--- START OF INPUT ROWS ---

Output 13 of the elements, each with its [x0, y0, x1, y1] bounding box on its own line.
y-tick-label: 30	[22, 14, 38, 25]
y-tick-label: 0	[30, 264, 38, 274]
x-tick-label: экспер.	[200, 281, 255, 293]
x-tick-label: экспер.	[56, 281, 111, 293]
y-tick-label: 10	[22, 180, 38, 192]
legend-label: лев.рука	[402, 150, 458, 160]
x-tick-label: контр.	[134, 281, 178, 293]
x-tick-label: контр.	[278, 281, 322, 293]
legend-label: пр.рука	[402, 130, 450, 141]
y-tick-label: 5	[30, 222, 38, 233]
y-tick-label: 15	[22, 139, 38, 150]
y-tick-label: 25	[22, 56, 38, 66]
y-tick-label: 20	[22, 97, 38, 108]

--- END OF INPUT ROWS ---

WHAT TO DO: Write out each line of the data above as a numbered list, leaving out blank lines.

RESULT FOR THIS EXERCISE:
1. Output 13 of the elements, each with its [x0, y0, x1, y1] bounding box on its own line.
2. y-tick-label: 30	[22, 14, 38, 25]
3. y-tick-label: 0	[30, 264, 38, 274]
4. x-tick-label: экспер.	[200, 281, 255, 293]
5. x-tick-label: экспер.	[56, 281, 111, 293]
6. y-tick-label: 10	[22, 180, 38, 192]
7. legend-label: лев.рука	[402, 150, 458, 160]
8. x-tick-label: контр.	[134, 281, 178, 293]
9. x-tick-label: контр.	[278, 281, 322, 293]
10. legend-label: пр.рука	[402, 130, 450, 141]
11. y-tick-label: 5	[30, 222, 38, 233]
12. y-tick-label: 15	[22, 139, 38, 150]
13. y-tick-label: 25	[22, 56, 38, 66]
14. y-tick-label: 20	[22, 97, 38, 108]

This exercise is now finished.